** begin MATERIAL PROVIDED **

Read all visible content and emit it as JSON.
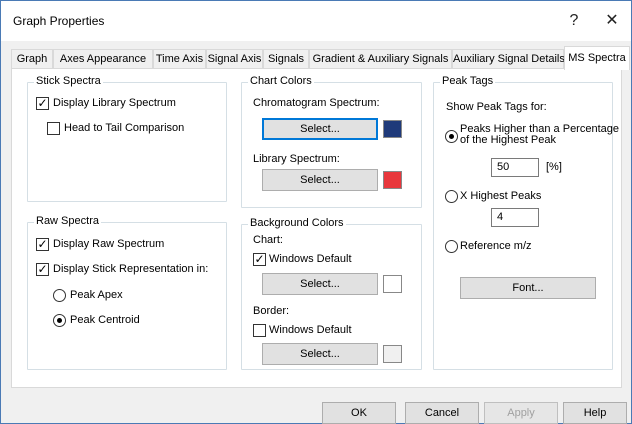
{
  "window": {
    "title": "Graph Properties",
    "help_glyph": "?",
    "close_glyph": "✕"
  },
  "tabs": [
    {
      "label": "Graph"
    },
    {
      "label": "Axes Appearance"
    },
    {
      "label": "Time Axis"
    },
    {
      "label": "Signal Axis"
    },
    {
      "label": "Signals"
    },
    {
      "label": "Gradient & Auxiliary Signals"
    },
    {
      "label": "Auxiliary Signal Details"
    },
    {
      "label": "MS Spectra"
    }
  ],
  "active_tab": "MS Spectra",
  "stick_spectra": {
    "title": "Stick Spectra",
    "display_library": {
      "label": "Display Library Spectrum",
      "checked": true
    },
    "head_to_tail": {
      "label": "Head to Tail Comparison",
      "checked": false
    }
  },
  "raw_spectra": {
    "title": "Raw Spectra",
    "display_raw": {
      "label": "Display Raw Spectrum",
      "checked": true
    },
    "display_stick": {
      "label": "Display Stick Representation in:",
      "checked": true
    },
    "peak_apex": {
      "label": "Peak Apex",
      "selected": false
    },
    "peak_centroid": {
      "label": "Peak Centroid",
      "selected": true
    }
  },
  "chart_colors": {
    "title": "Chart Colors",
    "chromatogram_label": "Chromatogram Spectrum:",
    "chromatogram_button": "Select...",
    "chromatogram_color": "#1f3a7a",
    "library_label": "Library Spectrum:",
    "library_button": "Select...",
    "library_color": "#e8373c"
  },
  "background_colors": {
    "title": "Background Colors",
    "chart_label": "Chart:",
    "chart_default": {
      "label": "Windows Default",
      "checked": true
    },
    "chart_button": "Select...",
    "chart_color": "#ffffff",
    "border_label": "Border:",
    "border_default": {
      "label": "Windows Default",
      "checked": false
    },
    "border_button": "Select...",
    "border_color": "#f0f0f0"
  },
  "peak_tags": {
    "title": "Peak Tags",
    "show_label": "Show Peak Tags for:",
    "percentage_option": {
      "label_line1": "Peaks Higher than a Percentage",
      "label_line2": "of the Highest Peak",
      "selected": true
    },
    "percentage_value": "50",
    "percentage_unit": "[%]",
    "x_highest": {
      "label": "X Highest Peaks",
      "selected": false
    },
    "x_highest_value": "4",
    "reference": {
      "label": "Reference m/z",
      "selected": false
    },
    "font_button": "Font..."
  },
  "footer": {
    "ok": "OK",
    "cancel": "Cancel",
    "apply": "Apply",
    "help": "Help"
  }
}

** end MATERIAL PROVIDED **

> **WHAT YOU NEED TO DO**:
Leave out the pictures and copy the rest of the material above exactly.

> **EXERCISE ANSWER**:
Read all visible content and emit it as JSON.
{
  "window": {
    "title": "Graph Properties",
    "help_glyph": "?",
    "close_glyph": "✕"
  },
  "tabs": [
    {
      "label": "Graph"
    },
    {
      "label": "Axes Appearance"
    },
    {
      "label": "Time Axis"
    },
    {
      "label": "Signal Axis"
    },
    {
      "label": "Signals"
    },
    {
      "label": "Gradient & Auxiliary Signals"
    },
    {
      "label": "Auxiliary Signal Details"
    },
    {
      "label": "MS Spectra"
    }
  ],
  "active_tab": "MS Spectra",
  "stick_spectra": {
    "title": "Stick Spectra",
    "display_library": {
      "label": "Display Library Spectrum",
      "checked": true
    },
    "head_to_tail": {
      "label": "Head to Tail Comparison",
      "checked": false
    }
  },
  "raw_spectra": {
    "title": "Raw Spectra",
    "display_raw": {
      "label": "Display Raw Spectrum",
      "checked": true
    },
    "display_stick": {
      "label": "Display Stick Representation in:",
      "checked": true
    },
    "peak_apex": {
      "label": "Peak Apex",
      "selected": false
    },
    "peak_centroid": {
      "label": "Peak Centroid",
      "selected": true
    }
  },
  "chart_colors": {
    "title": "Chart Colors",
    "chromatogram_label": "Chromatogram Spectrum:",
    "chromatogram_button": "Select...",
    "chromatogram_color": "#1f3a7a",
    "library_label": "Library Spectrum:",
    "library_button": "Select...",
    "library_color": "#e8373c"
  },
  "background_colors": {
    "title": "Background Colors",
    "chart_label": "Chart:",
    "chart_default": {
      "label": "Windows Default",
      "checked": true
    },
    "chart_button": "Select...",
    "chart_color": "#ffffff",
    "border_label": "Border:",
    "border_default": {
      "label": "Windows Default",
      "checked": false
    },
    "border_button": "Select...",
    "border_color": "#f0f0f0"
  },
  "peak_tags": {
    "title": "Peak Tags",
    "show_label": "Show Peak Tags for:",
    "percentage_option": {
      "label_line1": "Peaks Higher than a Percentage",
      "label_line2": "of the Highest Peak",
      "selected": true
    },
    "percentage_value": "50",
    "percentage_unit": "[%]",
    "x_highest": {
      "label": "X Highest Peaks",
      "selected": false
    },
    "x_highest_value": "4",
    "reference": {
      "label": "Reference m/z",
      "selected": false
    },
    "font_button": "Font..."
  },
  "footer": {
    "ok": "OK",
    "cancel": "Cancel",
    "apply": "Apply",
    "help": "Help"
  }
}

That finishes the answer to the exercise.